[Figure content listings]
◇ ◇ ◇ ◇

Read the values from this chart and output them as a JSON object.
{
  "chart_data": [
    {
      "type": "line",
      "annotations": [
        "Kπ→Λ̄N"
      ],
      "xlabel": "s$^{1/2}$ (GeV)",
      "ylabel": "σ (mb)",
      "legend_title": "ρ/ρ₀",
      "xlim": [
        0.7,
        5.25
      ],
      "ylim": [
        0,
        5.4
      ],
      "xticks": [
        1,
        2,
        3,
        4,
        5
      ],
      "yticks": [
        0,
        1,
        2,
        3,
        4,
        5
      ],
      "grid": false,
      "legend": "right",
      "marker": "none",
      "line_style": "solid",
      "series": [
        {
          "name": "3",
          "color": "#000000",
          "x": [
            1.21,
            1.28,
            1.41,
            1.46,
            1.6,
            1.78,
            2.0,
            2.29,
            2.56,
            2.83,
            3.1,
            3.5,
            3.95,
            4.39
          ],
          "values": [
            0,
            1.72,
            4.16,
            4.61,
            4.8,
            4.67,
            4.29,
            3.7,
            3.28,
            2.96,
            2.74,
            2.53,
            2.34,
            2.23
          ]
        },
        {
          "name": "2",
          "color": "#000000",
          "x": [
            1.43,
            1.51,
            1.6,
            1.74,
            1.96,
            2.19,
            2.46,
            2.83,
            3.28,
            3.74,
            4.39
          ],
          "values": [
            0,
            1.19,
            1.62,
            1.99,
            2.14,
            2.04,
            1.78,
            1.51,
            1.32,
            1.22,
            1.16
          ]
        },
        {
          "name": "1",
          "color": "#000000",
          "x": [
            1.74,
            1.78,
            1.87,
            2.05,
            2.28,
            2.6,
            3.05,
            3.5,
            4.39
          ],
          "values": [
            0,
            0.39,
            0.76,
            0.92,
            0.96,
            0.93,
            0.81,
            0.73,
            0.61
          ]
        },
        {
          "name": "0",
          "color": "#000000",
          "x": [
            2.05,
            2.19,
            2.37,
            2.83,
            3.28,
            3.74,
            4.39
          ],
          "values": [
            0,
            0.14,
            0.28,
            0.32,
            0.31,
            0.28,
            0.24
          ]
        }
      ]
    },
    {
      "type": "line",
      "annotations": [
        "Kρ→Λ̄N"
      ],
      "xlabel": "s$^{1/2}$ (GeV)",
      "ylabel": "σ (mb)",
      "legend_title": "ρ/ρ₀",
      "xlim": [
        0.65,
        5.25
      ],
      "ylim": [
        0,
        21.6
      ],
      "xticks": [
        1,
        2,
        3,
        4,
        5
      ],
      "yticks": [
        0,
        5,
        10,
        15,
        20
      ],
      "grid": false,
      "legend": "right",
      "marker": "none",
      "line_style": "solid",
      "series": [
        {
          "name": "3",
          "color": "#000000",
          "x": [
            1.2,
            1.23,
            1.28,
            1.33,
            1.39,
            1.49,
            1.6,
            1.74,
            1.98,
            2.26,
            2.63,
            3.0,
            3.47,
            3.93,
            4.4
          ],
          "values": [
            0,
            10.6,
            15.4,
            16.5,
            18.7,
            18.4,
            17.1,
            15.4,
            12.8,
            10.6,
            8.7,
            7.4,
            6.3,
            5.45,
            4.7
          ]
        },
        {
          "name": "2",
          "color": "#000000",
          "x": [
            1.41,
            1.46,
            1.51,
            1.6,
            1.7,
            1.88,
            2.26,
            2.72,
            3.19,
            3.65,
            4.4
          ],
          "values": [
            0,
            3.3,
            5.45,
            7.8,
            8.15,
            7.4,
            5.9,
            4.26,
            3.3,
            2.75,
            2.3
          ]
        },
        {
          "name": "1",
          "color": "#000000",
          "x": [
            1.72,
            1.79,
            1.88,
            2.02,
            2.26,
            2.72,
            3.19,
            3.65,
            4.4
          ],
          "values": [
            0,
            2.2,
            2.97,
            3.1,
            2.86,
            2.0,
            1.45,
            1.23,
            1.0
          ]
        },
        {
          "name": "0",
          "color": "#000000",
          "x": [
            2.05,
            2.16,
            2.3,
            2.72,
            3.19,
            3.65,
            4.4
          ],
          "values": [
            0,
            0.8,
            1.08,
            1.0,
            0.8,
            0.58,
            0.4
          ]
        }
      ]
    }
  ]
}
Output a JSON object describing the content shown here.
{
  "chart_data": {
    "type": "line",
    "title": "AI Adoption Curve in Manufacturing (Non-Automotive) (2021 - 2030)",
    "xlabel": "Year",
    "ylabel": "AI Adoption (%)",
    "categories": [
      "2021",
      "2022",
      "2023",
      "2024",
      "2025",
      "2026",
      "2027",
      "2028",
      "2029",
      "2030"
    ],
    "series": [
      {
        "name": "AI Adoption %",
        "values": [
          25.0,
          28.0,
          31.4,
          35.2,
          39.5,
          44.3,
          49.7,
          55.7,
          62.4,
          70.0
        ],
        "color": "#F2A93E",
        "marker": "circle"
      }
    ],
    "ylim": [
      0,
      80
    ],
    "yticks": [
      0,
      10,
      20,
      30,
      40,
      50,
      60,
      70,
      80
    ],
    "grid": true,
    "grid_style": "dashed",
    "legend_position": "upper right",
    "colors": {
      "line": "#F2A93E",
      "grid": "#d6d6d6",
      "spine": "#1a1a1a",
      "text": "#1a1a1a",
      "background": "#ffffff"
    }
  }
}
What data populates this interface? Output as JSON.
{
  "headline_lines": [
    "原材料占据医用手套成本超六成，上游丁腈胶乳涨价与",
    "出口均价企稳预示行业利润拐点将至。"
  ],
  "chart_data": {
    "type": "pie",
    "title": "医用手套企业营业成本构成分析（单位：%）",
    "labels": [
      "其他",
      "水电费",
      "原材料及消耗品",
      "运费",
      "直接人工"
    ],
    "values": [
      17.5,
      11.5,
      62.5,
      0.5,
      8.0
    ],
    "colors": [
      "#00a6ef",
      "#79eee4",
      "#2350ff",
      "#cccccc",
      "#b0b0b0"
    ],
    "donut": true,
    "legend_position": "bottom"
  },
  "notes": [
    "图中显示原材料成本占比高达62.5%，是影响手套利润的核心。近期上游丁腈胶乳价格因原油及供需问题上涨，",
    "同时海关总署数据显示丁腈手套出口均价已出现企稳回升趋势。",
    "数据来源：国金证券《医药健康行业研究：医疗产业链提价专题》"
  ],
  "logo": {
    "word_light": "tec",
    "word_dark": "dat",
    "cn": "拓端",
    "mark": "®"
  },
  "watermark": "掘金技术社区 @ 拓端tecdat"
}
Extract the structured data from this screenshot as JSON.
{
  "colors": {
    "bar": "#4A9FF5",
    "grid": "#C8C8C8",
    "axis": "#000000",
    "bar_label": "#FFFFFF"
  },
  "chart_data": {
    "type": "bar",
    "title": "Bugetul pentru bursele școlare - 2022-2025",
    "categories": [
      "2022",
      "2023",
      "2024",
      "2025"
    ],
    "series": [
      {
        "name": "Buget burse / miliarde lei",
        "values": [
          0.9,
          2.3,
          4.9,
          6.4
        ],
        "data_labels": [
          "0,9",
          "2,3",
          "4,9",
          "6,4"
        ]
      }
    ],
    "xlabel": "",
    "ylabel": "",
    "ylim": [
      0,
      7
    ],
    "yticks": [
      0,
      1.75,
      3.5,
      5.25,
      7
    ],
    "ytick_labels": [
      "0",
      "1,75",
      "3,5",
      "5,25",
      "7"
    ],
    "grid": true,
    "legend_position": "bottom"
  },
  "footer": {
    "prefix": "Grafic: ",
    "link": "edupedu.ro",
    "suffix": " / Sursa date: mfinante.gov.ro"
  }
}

◇ ◇ ◇ ◇

**Direction:** Extract each line of the listing above, copying it word for word.

**The result:**
Read the values from this chart and output them as a JSON object.
{
  "chart_data": [
    {
      "type": "line",
      "annotations": [
        "Kπ→Λ̄N"
      ],
      "xlabel": "s$^{1/2}$ (GeV)",
      "ylabel": "σ (mb)",
      "legend_title": "ρ/ρ₀",
      "xlim": [
        0.7,
        5.25
      ],
      "ylim": [
        0,
        5.4
      ],
      "xticks": [
        1,
        2,
        3,
        4,
        5
      ],
      "yticks": [
        0,
        1,
        2,
        3,
        4,
        5
      ],
      "grid": false,
      "legend": "right",
      "marker": "none",
      "line_style": "solid",
      "series": [
        {
          "name": "3",
          "color": "#000000",
          "x": [
            1.21,
            1.28,
            1.41,
            1.46,
            1.6,
            1.78,
            2.0,
            2.29,
            2.56,
            2.83,
            3.1,
            3.5,
            3.95,
            4.39
          ],
          "values": [
            0,
            1.72,
            4.16,
            4.61,
            4.8,
            4.67,
            4.29,
            3.7,
            3.28,
            2.96,
            2.74,
            2.53,
            2.34,
            2.23
          ]
        },
        {
          "name": "2",
          "color": "#000000",
          "x": [
            1.43,
            1.51,
            1.6,
            1.74,
            1.96,
            2.19,
            2.46,
            2.83,
            3.28,
            3.74,
            4.39
          ],
          "values": [
            0,
            1.19,
            1.62,
            1.99,
            2.14,
            2.04,
            1.78,
            1.51,
            1.32,
            1.22,
            1.16
          ]
        },
        {
          "name": "1",
          "color": "#000000",
          "x": [
            1.74,
            1.78,
            1.87,
            2.05,
            2.28,
            2.6,
            3.05,
            3.5,
            4.39
          ],
          "values": [
            0,
            0.39,
            0.76,
            0.92,
            0.96,
            0.93,
            0.81,
            0.73,
            0.61
          ]
        },
        {
          "name": "0",
          "color": "#000000",
          "x": [
            2.05,
            2.19,
            2.37,
            2.83,
            3.28,
            3.74,
            4.39
          ],
          "values": [
            0,
            0.14,
            0.28,
            0.32,
            0.31,
            0.28,
            0.24
          ]
        }
      ]
    },
    {
      "type": "line",
      "annotations": [
        "Kρ→Λ̄N"
      ],
      "xlabel": "s$^{1/2}$ (GeV)",
      "ylabel": "σ (mb)",
      "legend_title": "ρ/ρ₀",
      "xlim": [
        0.65,
        5.25
      ],
      "ylim": [
        0,
        21.6
      ],
      "xticks": [
        1,
        2,
        3,
        4,
        5
      ],
      "yticks": [
        0,
        5,
        10,
        15,
        20
      ],
      "grid": false,
      "legend": "right",
      "marker": "none",
      "line_style": "solid",
      "series": [
        {
          "name": "3",
          "color": "#000000",
          "x": [
            1.2,
            1.23,
            1.28,
            1.33,
            1.39,
            1.49,
            1.6,
            1.74,
            1.98,
            2.26,
            2.63,
            3.0,
            3.47,
            3.93,
            4.4
          ],
          "values": [
            0,
            10.6,
            15.4,
            16.5,
            18.7,
            18.4,
            17.1,
            15.4,
            12.8,
            10.6,
            8.7,
            7.4,
            6.3,
            5.45,
            4.7
          ]
        },
        {
          "name": "2",
          "color": "#000000",
          "x": [
            1.41,
            1.46,
            1.51,
            1.6,
            1.7,
            1.88,
            2.26,
            2.72,
            3.19,
            3.65,
            4.4
          ],
          "values": [
            0,
            3.3,
            5.45,
            7.8,
            8.15,
            7.4,
            5.9,
            4.26,
            3.3,
            2.75,
            2.3
          ]
        },
        {
          "name": "1",
          "color": "#000000",
          "x": [
            1.72,
            1.79,
            1.88,
            2.02,
            2.26,
            2.72,
            3.19,
            3.65,
            4.4
          ],
          "values": [
            0,
            2.2,
            2.97,
            3.1,
            2.86,
            2.0,
            1.45,
            1.23,
            1.0
          ]
        },
        {
          "name": "0",
          "color": "#000000",
          "x": [
            2.05,
            2.16,
            2.3,
            2.72,
            3.19,
            3.65,
            4.4
          ],
          "values": [
            0,
            0.8,
            1.08,
            1.0,
            0.8,
            0.58,
            0.4
          ]
        }
      ]
    }
  ]
}
Output a JSON object describing the content shown here.
{
  "chart_data": {
    "type": "line",
    "title": "AI Adoption Curve in Manufacturing (Non-Automotive) (2021 - 2030)",
    "xlabel": "Year",
    "ylabel": "AI Adoption (%)",
    "categories": [
      "2021",
      "2022",
      "2023",
      "2024",
      "2025",
      "2026",
      "2027",
      "2028",
      "2029",
      "2030"
    ],
    "series": [
      {
        "name": "AI Adoption %",
        "values": [
          25.0,
          28.0,
          31.4,
          35.2,
          39.5,
          44.3,
          49.7,
          55.7,
          62.4,
          70.0
        ],
        "color": "#F2A93E",
        "marker": "circle"
      }
    ],
    "ylim": [
      0,
      80
    ],
    "yticks": [
      0,
      10,
      20,
      30,
      40,
      50,
      60,
      70,
      80
    ],
    "grid": true,
    "grid_style": "dashed",
    "legend_position": "upper right",
    "colors": {
      "line": "#F2A93E",
      "grid": "#d6d6d6",
      "spine": "#1a1a1a",
      "text": "#1a1a1a",
      "background": "#ffffff"
    }
  }
}
What data populates this interface? Output as JSON.
{
  "headline_lines": [
    "原材料占据医用手套成本超六成，上游丁腈胶乳涨价与",
    "出口均价企稳预示行业利润拐点将至。"
  ],
  "chart_data": {
    "type": "pie",
    "title": "医用手套企业营业成本构成分析（单位：%）",
    "labels": [
      "其他",
      "水电费",
      "原材料及消耗品",
      "运费",
      "直接人工"
    ],
    "values": [
      17.5,
      11.5,
      62.5,
      0.5,
      8.0
    ],
    "colors": [
      "#00a6ef",
      "#79eee4",
      "#2350ff",
      "#cccccc",
      "#b0b0b0"
    ],
    "donut": true,
    "legend_position": "bottom"
  },
  "notes": [
    "图中显示原材料成本占比高达62.5%，是影响手套利润的核心。近期上游丁腈胶乳价格因原油及供需问题上涨，",
    "同时海关总署数据显示丁腈手套出口均价已出现企稳回升趋势。",
    "数据来源：国金证券《医药健康行业研究：医疗产业链提价专题》"
  ],
  "logo": {
    "word_light": "tec",
    "word_dark": "dat",
    "cn": "拓端",
    "mark": "®"
  },
  "watermark": "掘金技术社区 @ 拓端tecdat"
}
Extract the structured data from this screenshot as JSON.
{
  "colors": {
    "bar": "#4A9FF5",
    "grid": "#C8C8C8",
    "axis": "#000000",
    "bar_label": "#FFFFFF"
  },
  "chart_data": {
    "type": "bar",
    "title": "Bugetul pentru bursele școlare - 2022-2025",
    "categories": [
      "2022",
      "2023",
      "2024",
      "2025"
    ],
    "series": [
      {
        "name": "Buget burse / miliarde lei",
        "values": [
          0.9,
          2.3,
          4.9,
          6.4
        ],
        "data_labels": [
          "0,9",
          "2,3",
          "4,9",
          "6,4"
        ]
      }
    ],
    "xlabel": "",
    "ylabel": "",
    "ylim": [
      0,
      7
    ],
    "yticks": [
      0,
      1.75,
      3.5,
      5.25,
      7
    ],
    "ytick_labels": [
      "0",
      "1,75",
      "3,5",
      "5,25",
      "7"
    ],
    "grid": true,
    "legend_position": "bottom"
  },
  "footer": {
    "prefix": "Grafic: ",
    "link": "edupedu.ro",
    "suffix": " / Sursa date: mfinante.gov.ro"
  }
}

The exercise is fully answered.